* [Task directions]:
An exact copy of every record is needed.
*** Provided records
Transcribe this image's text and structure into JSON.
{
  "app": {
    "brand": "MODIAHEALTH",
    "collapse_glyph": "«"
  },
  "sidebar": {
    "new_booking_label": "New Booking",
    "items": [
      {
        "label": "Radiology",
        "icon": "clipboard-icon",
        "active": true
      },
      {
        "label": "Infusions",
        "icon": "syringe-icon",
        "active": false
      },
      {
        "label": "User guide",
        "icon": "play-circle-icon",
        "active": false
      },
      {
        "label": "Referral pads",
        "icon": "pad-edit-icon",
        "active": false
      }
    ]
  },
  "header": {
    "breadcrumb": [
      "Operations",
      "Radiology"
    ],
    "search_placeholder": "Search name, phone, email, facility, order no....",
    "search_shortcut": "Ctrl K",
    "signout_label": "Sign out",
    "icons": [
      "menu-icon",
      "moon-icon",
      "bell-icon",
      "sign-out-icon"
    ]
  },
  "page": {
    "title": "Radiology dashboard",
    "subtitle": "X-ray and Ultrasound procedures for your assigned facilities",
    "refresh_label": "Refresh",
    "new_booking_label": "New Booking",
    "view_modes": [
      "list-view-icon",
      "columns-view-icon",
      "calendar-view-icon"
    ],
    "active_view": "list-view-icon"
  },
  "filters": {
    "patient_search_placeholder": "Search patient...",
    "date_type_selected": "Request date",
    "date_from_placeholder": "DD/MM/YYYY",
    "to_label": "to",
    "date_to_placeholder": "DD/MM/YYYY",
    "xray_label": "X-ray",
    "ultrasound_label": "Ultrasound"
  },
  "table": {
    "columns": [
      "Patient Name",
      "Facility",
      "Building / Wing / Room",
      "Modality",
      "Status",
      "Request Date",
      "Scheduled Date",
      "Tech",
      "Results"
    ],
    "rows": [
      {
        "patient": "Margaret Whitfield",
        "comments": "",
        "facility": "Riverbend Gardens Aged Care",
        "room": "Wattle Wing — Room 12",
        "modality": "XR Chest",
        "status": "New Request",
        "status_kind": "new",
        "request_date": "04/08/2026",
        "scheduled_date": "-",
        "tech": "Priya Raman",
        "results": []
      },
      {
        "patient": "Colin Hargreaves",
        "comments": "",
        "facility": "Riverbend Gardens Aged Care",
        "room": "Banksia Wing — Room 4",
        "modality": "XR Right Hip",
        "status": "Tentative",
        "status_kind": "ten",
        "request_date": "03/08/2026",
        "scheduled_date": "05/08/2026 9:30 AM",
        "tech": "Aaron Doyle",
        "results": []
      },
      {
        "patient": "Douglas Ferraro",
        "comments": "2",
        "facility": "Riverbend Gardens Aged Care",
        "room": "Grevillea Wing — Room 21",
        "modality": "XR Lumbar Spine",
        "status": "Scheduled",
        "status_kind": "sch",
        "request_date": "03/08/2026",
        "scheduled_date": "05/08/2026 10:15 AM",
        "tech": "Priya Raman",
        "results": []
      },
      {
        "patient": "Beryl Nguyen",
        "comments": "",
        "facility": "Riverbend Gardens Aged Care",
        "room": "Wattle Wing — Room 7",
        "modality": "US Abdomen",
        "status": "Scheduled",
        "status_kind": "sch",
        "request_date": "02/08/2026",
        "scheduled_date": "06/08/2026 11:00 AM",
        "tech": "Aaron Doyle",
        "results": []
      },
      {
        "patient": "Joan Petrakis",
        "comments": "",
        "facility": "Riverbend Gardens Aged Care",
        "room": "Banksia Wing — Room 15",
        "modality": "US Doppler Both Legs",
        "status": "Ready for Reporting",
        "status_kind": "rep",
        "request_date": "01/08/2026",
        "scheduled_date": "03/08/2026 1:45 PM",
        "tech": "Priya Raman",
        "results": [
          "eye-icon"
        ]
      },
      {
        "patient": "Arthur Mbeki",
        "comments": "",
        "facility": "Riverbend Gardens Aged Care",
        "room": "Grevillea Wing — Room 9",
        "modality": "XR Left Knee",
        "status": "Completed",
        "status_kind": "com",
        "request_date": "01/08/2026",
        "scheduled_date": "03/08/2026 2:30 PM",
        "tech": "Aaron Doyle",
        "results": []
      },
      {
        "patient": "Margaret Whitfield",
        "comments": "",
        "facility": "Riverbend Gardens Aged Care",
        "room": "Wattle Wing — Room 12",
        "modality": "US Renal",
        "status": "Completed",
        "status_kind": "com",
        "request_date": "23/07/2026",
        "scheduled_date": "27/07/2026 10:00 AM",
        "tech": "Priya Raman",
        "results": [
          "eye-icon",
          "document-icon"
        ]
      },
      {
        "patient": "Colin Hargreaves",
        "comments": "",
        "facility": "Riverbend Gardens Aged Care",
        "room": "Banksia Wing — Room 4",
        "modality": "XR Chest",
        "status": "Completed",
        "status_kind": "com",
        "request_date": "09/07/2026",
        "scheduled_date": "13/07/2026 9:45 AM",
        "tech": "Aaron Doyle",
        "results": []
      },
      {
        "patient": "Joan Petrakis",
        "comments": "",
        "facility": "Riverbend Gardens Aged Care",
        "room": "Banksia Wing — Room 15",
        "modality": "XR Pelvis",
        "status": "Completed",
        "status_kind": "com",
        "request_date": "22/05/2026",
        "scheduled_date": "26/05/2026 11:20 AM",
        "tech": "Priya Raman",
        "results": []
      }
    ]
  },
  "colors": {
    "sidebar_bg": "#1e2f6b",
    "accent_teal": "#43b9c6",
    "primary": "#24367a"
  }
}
******
* [Exercise output]:
Transcribe this image's text and structure into JSON.
{
  "app": {
    "brand": "MODIAHEALTH",
    "collapse_glyph": "«"
  },
  "sidebar": {
    "new_booking_label": "New Booking",
    "items": [
      {
        "label": "Radiology",
        "icon": "clipboard-icon",
        "active": true
      },
      {
        "label": "Infusions",
        "icon": "syringe-icon",
        "active": false
      },
      {
        "label": "User guide",
        "icon": "play-circle-icon",
        "active": false
      },
      {
        "label": "Referral pads",
        "icon": "pad-edit-icon",
        "active": false
      }
    ]
  },
  "header": {
    "breadcrumb": [
      "Operations",
      "Radiology"
    ],
    "search_placeholder": "Search name, phone, email, facility, order no....",
    "search_shortcut": "Ctrl K",
    "signout_label": "Sign out",
    "icons": [
      "menu-icon",
      "moon-icon",
      "bell-icon",
      "sign-out-icon"
    ]
  },
  "page": {
    "title": "Radiology dashboard",
    "subtitle": "X-ray and Ultrasound procedures for your assigned facilities",
    "refresh_label": "Refresh",
    "new_booking_label": "New Booking",
    "view_modes": [
      "list-view-icon",
      "columns-view-icon",
      "calendar-view-icon"
    ],
    "active_view": "list-view-icon"
  },
  "filters": {
    "patient_search_placeholder": "Search patient...",
    "date_type_selected": "Request date",
    "date_from_placeholder": "DD/MM/YYYY",
    "to_label": "to",
    "date_to_placeholder": "DD/MM/YYYY",
    "xray_label": "X-ray",
    "ultrasound_label": "Ultrasound"
  },
  "table": {
    "columns": [
      "Patient Name",
      "Facility",
      "Building / Wing / Room",
      "Modality",
      "Status",
      "Request Date",
      "Scheduled Date",
      "Tech",
      "Results"
    ],
    "rows": [
      {
        "patient": "Margaret Whitfield",
        "comments": "",
        "facility": "Riverbend Gardens Aged Care",
        "room": "Wattle Wing — Room 12",
        "modality": "XR Chest",
        "status": "New Request",
        "status_kind": "new",
        "request_date": "04/08/2026",
        "scheduled_date": "-",
        "tech": "Priya Raman",
        "results": []
      },
      {
        "patient": "Colin Hargreaves",
        "comments": "",
        "facility": "Riverbend Gardens Aged Care",
        "room": "Banksia Wing — Room 4",
        "modality": "XR Right Hip",
        "status": "Tentative",
        "status_kind": "ten",
        "request_date": "03/08/2026",
        "scheduled_date": "05/08/2026 9:30 AM",
        "tech": "Aaron Doyle",
        "results": []
      },
      {
        "patient": "Douglas Ferraro",
        "comments": "2",
        "facility": "Riverbend Gardens Aged Care",
        "room": "Grevillea Wing — Room 21",
        "modality": "XR Lumbar Spine",
        "status": "Scheduled",
        "status_kind": "sch",
        "request_date": "03/08/2026",
        "scheduled_date": "05/08/2026 10:15 AM",
        "tech": "Priya Raman",
        "results": []
      },
      {
        "patient": "Beryl Nguyen",
        "comments": "",
        "facility": "Riverbend Gardens Aged Care",
        "room": "Wattle Wing — Room 7",
        "modality": "US Abdomen",
        "status": "Scheduled",
        "status_kind": "sch",
        "request_date": "02/08/2026",
        "scheduled_date": "06/08/2026 11:00 AM",
        "tech": "Aaron Doyle",
        "results": []
      },
      {
        "patient": "Joan Petrakis",
        "comments": "",
        "facility": "Riverbend Gardens Aged Care",
        "room": "Banksia Wing — Room 15",
        "modality": "US Doppler Both Legs",
        "status": "Ready for Reporting",
        "status_kind": "rep",
        "request_date": "01/08/2026",
        "scheduled_date": "03/08/2026 1:45 PM",
        "tech": "Priya Raman",
        "results": [
          "eye-icon"
        ]
      },
      {
        "patient": "Arthur Mbeki",
        "comments": "",
        "facility": "Riverbend Gardens Aged Care",
        "room": "Grevillea Wing — Room 9",
        "modality": "XR Left Knee",
        "status": "Completed",
        "status_kind": "com",
        "request_date": "01/08/2026",
        "scheduled_date": "03/08/2026 2:30 PM",
        "tech": "Aaron Doyle",
        "results": []
      },
      {
        "patient": "Margaret Whitfield",
        "comments": "",
        "facility": "Riverbend Gardens Aged Care",
        "room": "Wattle Wing — Room 12",
        "modality": "US Renal",
        "status": "Completed",
        "status_kind": "com",
        "request_date": "23/07/2026",
        "scheduled_date": "27/07/2026 10:00 AM",
        "tech": "Priya Raman",
        "results": [
          "eye-icon",
          "document-icon"
        ]
      },
      {
        "patient": "Colin Hargreaves",
        "comments": "",
        "facility": "Riverbend Gardens Aged Care",
        "room": "Banksia Wing — Room 4",
        "modality": "XR Chest",
        "status": "Completed",
        "status_kind": "com",
        "request_date": "09/07/2026",
        "scheduled_date": "13/07/2026 9:45 AM",
        "tech": "Aaron Doyle",
        "results": []
      },
      {
        "patient": "Joan Petrakis",
        "comments": "",
        "facility": "Riverbend Gardens Aged Care",
        "room": "Banksia Wing — Room 15",
        "modality": "XR Pelvis",
        "status": "Completed",
        "status_kind": "com",
        "request_date": "22/05/2026",
        "scheduled_date": "26/05/2026 11:20 AM",
        "tech": "Priya Raman",
        "results": []
      }
    ]
  },
  "colors": {
    "sidebar_bg": "#1e2f6b",
    "accent_teal": "#43b9c6",
    "primary": "#24367a"
  }
}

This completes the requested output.